**Material for this exercise:**
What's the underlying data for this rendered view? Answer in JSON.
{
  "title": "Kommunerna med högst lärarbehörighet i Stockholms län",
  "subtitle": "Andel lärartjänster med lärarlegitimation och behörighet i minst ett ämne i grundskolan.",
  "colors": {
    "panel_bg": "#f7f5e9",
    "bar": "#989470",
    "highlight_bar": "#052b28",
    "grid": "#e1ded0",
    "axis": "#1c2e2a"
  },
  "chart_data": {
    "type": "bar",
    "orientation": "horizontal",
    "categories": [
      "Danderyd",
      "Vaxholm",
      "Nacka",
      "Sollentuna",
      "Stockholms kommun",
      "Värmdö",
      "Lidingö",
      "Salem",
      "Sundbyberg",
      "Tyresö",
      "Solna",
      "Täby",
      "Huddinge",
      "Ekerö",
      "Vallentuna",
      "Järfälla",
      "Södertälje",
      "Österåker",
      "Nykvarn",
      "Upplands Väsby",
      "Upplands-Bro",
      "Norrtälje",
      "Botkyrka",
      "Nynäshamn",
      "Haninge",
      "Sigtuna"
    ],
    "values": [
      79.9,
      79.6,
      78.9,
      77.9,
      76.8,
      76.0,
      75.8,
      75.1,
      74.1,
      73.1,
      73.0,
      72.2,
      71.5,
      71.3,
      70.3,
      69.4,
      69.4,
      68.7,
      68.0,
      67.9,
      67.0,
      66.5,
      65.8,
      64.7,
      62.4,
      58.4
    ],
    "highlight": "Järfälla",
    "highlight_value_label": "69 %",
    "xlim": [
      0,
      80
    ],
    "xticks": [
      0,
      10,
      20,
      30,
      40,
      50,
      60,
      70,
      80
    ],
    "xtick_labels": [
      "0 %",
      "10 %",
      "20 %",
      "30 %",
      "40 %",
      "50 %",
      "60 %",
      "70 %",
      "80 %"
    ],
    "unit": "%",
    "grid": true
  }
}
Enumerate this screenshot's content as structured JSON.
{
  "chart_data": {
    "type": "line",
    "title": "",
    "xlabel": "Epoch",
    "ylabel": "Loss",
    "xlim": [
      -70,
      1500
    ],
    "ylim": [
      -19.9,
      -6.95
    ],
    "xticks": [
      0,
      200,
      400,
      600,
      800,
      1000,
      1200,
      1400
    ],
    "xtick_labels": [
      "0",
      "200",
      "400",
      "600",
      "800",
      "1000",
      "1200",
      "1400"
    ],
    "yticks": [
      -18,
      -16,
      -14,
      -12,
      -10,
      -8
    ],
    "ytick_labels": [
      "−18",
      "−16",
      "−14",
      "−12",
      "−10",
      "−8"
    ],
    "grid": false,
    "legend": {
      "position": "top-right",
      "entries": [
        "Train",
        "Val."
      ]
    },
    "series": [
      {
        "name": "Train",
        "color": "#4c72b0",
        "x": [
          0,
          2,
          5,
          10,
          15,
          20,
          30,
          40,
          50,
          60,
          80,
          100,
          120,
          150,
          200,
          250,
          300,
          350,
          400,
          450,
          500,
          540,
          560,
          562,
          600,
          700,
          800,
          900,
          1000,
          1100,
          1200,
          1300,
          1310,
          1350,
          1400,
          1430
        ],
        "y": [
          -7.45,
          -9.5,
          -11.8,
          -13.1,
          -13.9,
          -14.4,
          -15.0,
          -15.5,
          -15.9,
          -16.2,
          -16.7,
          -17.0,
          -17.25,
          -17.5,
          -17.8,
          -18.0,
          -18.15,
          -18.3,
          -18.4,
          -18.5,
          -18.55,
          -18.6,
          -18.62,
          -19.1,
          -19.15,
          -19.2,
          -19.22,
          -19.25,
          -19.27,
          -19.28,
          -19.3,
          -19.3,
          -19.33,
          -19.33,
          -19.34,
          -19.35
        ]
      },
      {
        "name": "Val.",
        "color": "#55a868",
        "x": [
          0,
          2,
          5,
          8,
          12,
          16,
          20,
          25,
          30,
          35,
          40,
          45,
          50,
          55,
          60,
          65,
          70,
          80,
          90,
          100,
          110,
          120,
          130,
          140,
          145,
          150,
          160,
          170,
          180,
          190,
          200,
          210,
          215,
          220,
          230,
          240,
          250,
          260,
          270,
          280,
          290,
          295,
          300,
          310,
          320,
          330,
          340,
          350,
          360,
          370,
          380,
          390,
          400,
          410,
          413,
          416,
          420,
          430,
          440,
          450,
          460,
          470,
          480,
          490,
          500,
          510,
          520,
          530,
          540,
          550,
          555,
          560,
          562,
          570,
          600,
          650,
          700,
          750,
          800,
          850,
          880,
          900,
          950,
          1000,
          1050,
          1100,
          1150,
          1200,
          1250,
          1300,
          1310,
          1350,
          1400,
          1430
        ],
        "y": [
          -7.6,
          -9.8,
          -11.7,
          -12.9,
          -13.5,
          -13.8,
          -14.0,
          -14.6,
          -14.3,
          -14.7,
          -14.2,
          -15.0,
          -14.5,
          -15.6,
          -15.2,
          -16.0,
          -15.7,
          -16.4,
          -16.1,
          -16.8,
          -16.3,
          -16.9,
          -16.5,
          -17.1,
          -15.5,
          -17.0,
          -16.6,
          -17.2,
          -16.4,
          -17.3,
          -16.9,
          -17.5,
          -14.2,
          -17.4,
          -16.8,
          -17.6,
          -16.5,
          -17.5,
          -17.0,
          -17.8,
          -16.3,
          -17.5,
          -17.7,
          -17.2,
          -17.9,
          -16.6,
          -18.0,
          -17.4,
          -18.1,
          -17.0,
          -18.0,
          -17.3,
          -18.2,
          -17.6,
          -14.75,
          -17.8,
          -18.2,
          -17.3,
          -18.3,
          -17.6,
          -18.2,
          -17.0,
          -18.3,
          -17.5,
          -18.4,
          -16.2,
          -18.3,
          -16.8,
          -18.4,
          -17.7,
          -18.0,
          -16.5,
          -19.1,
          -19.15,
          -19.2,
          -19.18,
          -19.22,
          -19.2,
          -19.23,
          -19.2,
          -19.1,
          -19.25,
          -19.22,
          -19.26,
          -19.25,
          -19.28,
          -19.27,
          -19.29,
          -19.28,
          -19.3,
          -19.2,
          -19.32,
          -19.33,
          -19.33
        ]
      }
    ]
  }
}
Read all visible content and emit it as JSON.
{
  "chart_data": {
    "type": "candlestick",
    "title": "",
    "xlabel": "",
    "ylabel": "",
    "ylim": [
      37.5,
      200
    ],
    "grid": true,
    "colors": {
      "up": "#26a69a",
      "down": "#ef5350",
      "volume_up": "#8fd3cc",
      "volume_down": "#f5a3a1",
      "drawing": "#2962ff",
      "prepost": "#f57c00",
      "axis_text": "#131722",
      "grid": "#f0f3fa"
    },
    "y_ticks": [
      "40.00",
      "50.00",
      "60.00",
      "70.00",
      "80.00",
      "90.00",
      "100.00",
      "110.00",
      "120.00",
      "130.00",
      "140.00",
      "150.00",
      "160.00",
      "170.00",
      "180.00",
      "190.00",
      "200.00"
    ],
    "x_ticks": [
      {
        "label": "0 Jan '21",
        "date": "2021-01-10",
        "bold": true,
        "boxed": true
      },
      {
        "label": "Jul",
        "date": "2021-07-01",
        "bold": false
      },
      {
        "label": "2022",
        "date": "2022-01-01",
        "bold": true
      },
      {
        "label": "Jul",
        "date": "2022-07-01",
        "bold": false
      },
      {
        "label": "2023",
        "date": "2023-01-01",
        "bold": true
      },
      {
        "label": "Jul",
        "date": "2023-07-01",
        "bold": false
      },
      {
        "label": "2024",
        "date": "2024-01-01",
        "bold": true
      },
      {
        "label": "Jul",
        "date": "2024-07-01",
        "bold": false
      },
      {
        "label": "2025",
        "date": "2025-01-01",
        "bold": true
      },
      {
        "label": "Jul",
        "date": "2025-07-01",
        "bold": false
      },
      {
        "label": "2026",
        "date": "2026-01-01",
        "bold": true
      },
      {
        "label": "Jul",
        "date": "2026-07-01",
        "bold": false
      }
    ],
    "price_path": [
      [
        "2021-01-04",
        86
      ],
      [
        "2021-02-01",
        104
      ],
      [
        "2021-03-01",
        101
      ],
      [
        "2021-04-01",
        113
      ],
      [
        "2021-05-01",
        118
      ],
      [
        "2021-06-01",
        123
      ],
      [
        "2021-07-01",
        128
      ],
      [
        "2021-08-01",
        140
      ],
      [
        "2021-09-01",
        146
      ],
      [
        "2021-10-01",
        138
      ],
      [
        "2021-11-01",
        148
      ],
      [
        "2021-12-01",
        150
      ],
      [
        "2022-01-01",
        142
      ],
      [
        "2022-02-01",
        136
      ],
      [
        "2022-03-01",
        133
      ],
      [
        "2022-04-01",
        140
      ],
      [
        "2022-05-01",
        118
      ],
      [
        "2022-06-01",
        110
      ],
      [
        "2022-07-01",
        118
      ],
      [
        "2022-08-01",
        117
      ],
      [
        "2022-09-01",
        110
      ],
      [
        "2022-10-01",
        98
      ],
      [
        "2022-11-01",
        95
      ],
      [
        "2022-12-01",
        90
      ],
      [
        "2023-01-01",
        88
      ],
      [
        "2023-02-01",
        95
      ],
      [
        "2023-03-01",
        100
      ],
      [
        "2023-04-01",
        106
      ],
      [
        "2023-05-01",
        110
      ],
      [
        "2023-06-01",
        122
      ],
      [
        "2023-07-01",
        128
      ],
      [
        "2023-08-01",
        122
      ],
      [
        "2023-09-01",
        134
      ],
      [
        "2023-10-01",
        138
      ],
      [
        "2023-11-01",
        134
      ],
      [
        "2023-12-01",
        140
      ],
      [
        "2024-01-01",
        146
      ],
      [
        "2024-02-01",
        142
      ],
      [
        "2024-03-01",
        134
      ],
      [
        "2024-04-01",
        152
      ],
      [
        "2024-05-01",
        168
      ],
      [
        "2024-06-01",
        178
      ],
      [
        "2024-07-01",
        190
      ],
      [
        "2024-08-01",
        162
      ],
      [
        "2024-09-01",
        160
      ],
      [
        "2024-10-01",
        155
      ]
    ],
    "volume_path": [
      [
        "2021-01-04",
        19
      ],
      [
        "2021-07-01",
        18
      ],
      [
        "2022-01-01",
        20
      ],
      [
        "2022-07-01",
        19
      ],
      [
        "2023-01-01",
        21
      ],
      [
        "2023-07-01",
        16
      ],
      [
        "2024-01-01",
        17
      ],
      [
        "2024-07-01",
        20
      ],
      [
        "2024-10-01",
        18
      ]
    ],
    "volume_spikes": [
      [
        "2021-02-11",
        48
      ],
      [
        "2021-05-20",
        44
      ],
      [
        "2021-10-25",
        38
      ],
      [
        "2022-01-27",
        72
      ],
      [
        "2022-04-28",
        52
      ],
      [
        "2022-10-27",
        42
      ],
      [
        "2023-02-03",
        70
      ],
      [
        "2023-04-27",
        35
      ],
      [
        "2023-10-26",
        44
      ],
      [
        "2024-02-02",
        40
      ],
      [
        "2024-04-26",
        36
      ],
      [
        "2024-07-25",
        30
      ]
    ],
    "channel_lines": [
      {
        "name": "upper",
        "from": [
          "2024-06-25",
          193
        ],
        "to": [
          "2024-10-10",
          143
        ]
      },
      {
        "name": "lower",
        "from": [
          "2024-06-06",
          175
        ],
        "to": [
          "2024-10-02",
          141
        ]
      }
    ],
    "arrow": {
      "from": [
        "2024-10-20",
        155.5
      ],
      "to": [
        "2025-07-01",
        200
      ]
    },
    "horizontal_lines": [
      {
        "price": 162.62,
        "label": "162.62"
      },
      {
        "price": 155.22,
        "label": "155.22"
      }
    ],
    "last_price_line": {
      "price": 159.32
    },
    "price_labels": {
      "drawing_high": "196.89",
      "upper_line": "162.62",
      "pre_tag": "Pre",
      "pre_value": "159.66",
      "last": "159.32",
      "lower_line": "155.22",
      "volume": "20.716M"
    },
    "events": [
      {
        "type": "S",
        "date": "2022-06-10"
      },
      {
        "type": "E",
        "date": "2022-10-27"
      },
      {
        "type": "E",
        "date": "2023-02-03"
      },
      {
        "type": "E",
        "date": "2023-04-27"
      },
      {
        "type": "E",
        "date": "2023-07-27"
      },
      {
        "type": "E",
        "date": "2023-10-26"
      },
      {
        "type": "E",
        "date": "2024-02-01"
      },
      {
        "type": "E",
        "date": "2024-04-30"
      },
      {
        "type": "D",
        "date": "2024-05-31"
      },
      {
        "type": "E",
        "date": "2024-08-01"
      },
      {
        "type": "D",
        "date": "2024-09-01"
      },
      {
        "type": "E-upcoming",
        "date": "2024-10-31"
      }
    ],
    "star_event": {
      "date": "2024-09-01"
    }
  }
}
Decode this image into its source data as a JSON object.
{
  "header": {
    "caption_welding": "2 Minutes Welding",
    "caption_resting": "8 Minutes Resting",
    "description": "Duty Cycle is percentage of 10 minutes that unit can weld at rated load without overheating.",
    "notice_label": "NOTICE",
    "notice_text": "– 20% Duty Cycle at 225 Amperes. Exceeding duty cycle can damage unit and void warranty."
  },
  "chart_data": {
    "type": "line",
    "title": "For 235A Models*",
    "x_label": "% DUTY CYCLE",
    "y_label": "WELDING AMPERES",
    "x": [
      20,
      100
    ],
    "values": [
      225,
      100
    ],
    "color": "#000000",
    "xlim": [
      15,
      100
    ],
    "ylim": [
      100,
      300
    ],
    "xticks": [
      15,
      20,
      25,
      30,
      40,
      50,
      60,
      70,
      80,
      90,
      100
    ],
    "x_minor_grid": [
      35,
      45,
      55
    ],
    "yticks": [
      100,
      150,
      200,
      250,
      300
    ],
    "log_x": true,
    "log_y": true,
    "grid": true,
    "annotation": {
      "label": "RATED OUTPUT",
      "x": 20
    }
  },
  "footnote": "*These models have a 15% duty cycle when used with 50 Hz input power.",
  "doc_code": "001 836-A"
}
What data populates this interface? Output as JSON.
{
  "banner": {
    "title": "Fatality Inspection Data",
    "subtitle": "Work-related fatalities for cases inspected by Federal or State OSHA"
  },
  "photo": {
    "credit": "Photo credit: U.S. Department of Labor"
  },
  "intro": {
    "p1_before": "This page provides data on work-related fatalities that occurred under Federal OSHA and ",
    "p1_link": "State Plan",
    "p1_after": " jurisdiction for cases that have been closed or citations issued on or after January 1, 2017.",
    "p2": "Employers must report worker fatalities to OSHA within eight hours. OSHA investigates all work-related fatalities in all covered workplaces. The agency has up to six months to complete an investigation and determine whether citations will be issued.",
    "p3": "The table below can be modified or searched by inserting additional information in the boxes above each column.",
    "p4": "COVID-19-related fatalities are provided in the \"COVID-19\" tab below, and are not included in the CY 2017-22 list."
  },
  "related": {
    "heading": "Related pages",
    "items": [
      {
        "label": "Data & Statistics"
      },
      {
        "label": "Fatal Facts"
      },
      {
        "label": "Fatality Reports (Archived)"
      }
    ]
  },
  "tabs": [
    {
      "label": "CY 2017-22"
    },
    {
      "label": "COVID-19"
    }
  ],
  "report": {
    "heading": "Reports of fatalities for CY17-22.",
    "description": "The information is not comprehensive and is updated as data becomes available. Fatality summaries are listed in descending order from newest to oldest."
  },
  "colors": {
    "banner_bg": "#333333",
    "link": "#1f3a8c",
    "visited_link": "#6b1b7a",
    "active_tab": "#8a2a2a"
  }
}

**What is being asked:**
List all lines holding the string "JSON".

**Task output:**
What's the underlying data for this rendered view? Answer in JSON.
Enumerate this screenshot's content as structured JSON.
Read all visible content and emit it as JSON.
Decode this image into its source data as a JSON object.
What data populates this interface? Output as JSON.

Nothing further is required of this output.